Each line in the entries below that holds the string "következett" is to be listed.

__Data in this exercise__.
..........

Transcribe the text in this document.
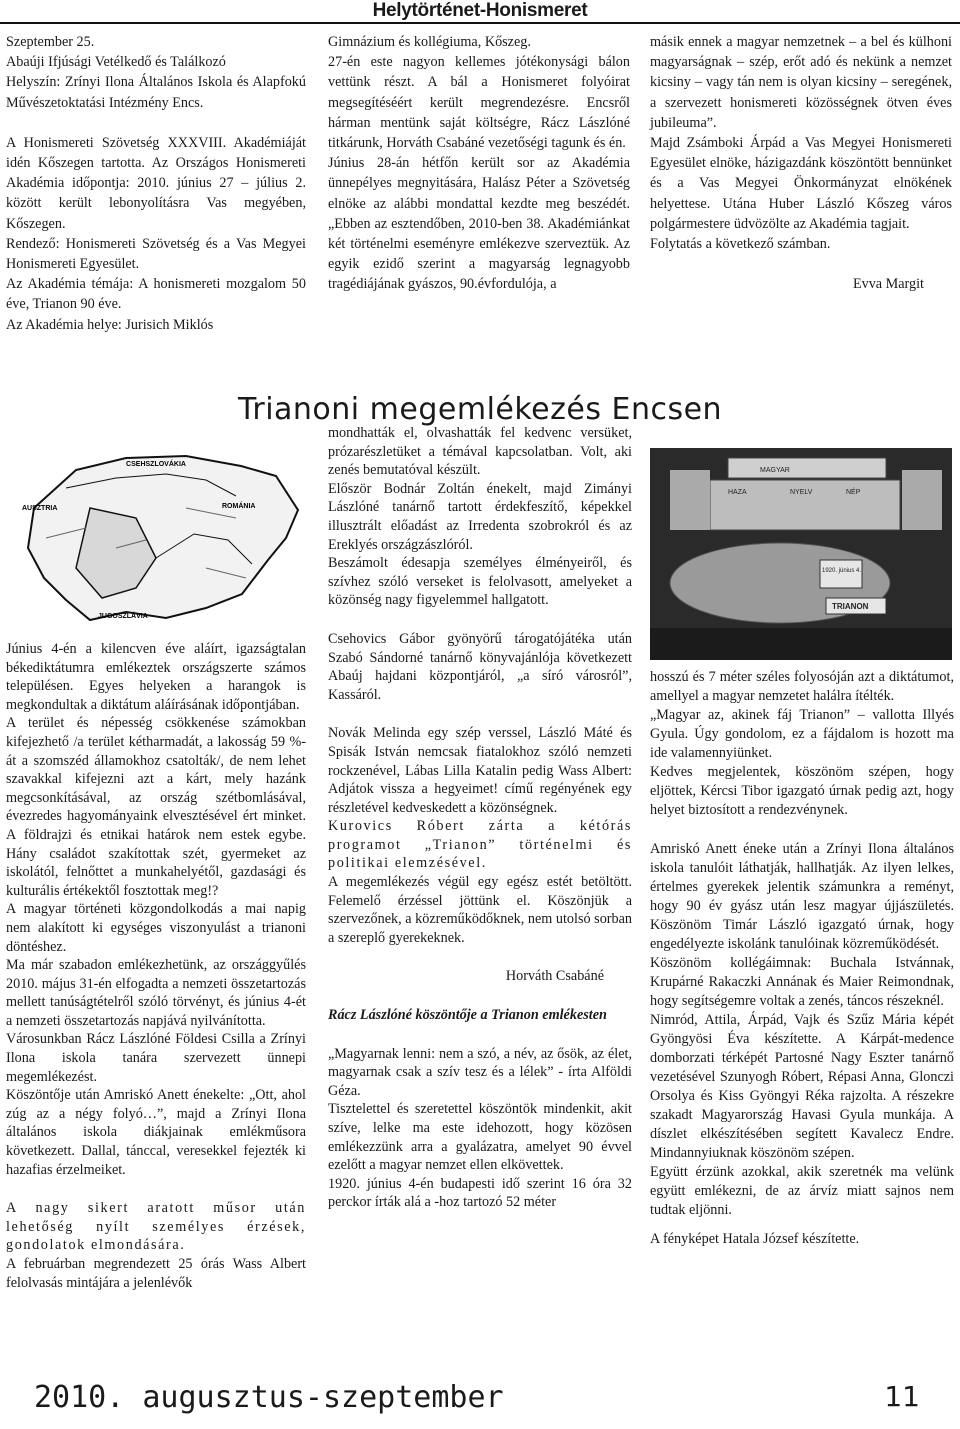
Helytörténet-Honismeret

Szeptember 25.

Abaúji Ifjúsági Vetélkedő és Találkozó

Helyszín: Zrínyi Ilona Általános Iskola és Alapfokú Művészetoktatási Intézmény Encs.

A Honismereti Szövetség XXXVIII. Akadémiáját idén Kőszegen tartotta. Az Országos Honismereti Akadémia időpontja: 2010. június 27 – július 2. között került lebonyolításra Vas megyében, Kőszegen.

Rendező: Honismereti Szövetség és a Vas Megyei Honismereti Egyesület.

Az Akadémia témája: A honismereti mozgalom 50 éve, Trianon 90 éve.

Az Akadémia helye: Jurisich Miklós

Gimnázium és kollégiuma, Kőszeg.

27-én este nagyon kellemes jótékonysági bálon vettünk részt. A bál a Honismeret folyóirat megsegítéséért került megrendezésre. Encsről hárman mentünk saját költségre, Rácz Lászlóné titkárunk, Horváth Csabáné vezetőségi tagunk és én.

Június 28-án hétfőn került sor az Akadémia ünnepélyes megnyitására, Halász Péter a Szövetség elnöke az alábbi mondattal kezdte meg beszédét. „Ebben az esztendőben, 2010-ben 38. Akadémiánkat két történelmi eseményre emlékezve szerveztük. Az egyik ezidő szerint a magyarság legnagyobb tragédiájának gyászos, 90.évfordulója, a

másik ennek a magyar nemzetnek – a bel és külhoni magyarságnak – szép, erőt adó és nekünk a nemzet kicsiny – vagy tán nem is olyan kicsiny – seregének, a szervezett honismereti közösségnek ötven éves jubileuma”.

Majd Zsámboki Árpád a Vas Megyei Honismereti Egyesület elnöke, házigazdánk köszöntött bennünket és a Vas Megyei Önkormányzat elnökének helyettese. Utána Huber László Kőszeg város polgármestere üdvözölte az Akadémia tagjait.

Folytatás a következő számban.

Evva Margit

Trianoni megemlékezés Encsen
CSEHSZLOVÁKIA
AUSZTRIA	ROMÁNIA
JUGOSZLÁVIA
MAGYAR
HAZA	NYELV	NÉP
1920. június 4.
TRIANON

Június 4-én a kilencven éve aláírt, igazságtalan békediktátumra emlékeztek országszerte számos településen. Egyes helyeken a harangok is megkondultak a diktátum aláírásának időpontjában.

A terület és népesség csökkenése számokban kifejezhető /a terület kétharmadát, a lakosság 59 %-át a szomszéd államokhoz csatolták/, de nem lehet szavakkal kifejezni azt a kárt, mely hazánk megcsonkításával, az ország szétbomlásával, évezredes hagyományaink elvesztésével ért minket. A földrajzi és etnikai határok nem estek egybe. Hány családot szakítottak szét, gyermeket az iskolától, felnőttet a munkahelyétől, gazdasági és kulturális értékektől fosztottak meg!?

A magyar történeti közgondolkodás a mai napig nem alakított ki egységes viszonyulást a trianoni döntéshez.

Ma már szabadon emlékezhetünk, az országgyűlés 2010. május 31-én elfogadta a nemzeti összetartozás mellett tanúságtételről szóló törvényt, és június 4-ét a nemzeti összetartozás napjává nyilvánította.

Városunkban Rácz Lászlóné Földesi Csilla a Zrínyi Ilona iskola tanára szervezett ünnepi megemlékezést.

Köszöntője után Amriskó Anett énekelte: „Ott, ahol zúg az a négy folyó…”, majd a Zrínyi Ilona általános iskola diákjainak emlékműsora következett. Dallal, tánccal, veresekkel fejezték ki hazafias érzelmeiket.

A nagy sikert aratott műsor után lehetőség nyílt személyes érzések, gondolatok elmondására.

A februárban megrendezett 25 órás Wass Albert felolvasás mintájára a jelenlévők

mondhatták el, olvashatták fel kedvenc versüket, prózarészletüket a témával kapcsolatban. Volt, aki zenés bemutatóval készült.

Először Bodnár Zoltán énekelt, majd Zimányi Lászlóné tanárnő tartott érdekfeszítő, képekkel illusztrált előadást az Irredenta szobrokról és az Ereklyés országzászlóról.

Beszámolt édesapja személyes élményeiről, és szívhez szóló verseket is felolvasott, amelyeket a közönség nagy figyelemmel hallgatott.

Csehovics Gábor gyönyörű tárogatójátéka után Szabó Sándorné tanárnő könyvajánlója következett Abaúj hajdani központjáról, „a síró városról”, Kassáról.

Novák Melinda egy szép verssel, László Máté és Spisák István nemcsak fiatalokhoz szóló nemzeti rockzenével, Lábas Lilla Katalin pedig Wass Albert: Adjátok vissza a hegyeimet! című regényének egy részletével kedveskedett a közönségnek.

Kurovics Róbert zárta a kétórás programot „Trianon” történelmi és politikai elemzésével.

A megemlékezés végül egy egész estét betöltött. Felemelő érzéssel jöttünk el. Köszönjük a szervezőnek, a közreműködőknek, nem utolsó sorban a szereplő gyerekeknek.

Horváth Csabáné

Rácz Lászlóné köszöntője a Trianon emlékesten

„Magyarnak lenni: nem a szó, a név, az ősök, az élet, magyarnak csak a szív tesz és a lélek” - írta Alföldi Géza.

Tisztelettel és szeretettel köszöntök mindenkit, akit szíve, lelke ma este idehozott, hogy közösen emlékezzünk arra a gyalázatra, amelyet 90 évvel ezelőtt a magyar nemzet ellen elkövettek.

1920. június 4-én budapesti idő szerint 16 óra 32 perckor írták alá a -hoz tartozó 52 méter

hosszú és 7 méter széles folyosóján azt a diktátumot, amellyel a magyar nemzetet halálra ítélték.

„Magyar az, akinek fáj Trianon” – vallotta Illyés Gyula. Úgy gondolom, ez a fájdalom is hozott ma ide valamennyiünket.

Kedves megjelentek, köszönöm szépen, hogy eljöttek, Kércsi Tibor igazgató úrnak pedig azt, hogy helyet biztosított a rendezvénynek.

Amriskó Anett éneke után a Zrínyi Ilona általános iskola tanulóit láthatják, hallhatják. Az ilyen lelkes, értelmes gyerekek jelentik számunkra a reményt, hogy 90 év gyász után lesz magyar újjászületés. Köszönöm Timár László igazgató úrnak, hogy engedélyezte iskolánk tanulóinak közreműködését.

Köszönöm kollégáimnak: Buchala Istvánnak, Krupárné Rakaczki Annának és Maier Reimondnak, hogy segítségemre voltak a zenés, táncos részeknél.

Nimród, Attila, Árpád, Vajk és Szűz Mária képét Gyöngyösi Éva készítette. A Kárpát-medence domborzati térképét Partosné Nagy Eszter tanárnő vezetésével Szunyogh Róbert, Répasi Anna, Glonczi Orsolya és Kiss Gyöngyi Réka rajzolta. A részekre szakadt Magyarország Havasi Gyula munkája. A díszlet elkészítésében segített Kavalecz Endre. Mindannyiuknak köszönöm szépen.

Együtt érzünk azokkal, akik szeretnék ma velünk együtt emlékezni, de az árvíz miatt sajnos nem tudtak eljönni.

A fényképet Hatala József készítette.

2010. augusztus-szeptember	11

..........

__Finished exercise__.
Köszöntője után Amriskó Anett énekelte: „Ott, ahol zúg az a négy folyó…”, majd a Zrínyi Ilona általános iskola diákjainak emlékműsora következett. Dallal, tánccal, veresekkel fejezték ki hazafias érzelmeiket.
Csehovics Gábor gyönyörű tárogatójátéka után Szabó Sándorné tanárnő könyvajánlója következett Abaúj hajdani központjáról, „a síró városról”, Kassáról.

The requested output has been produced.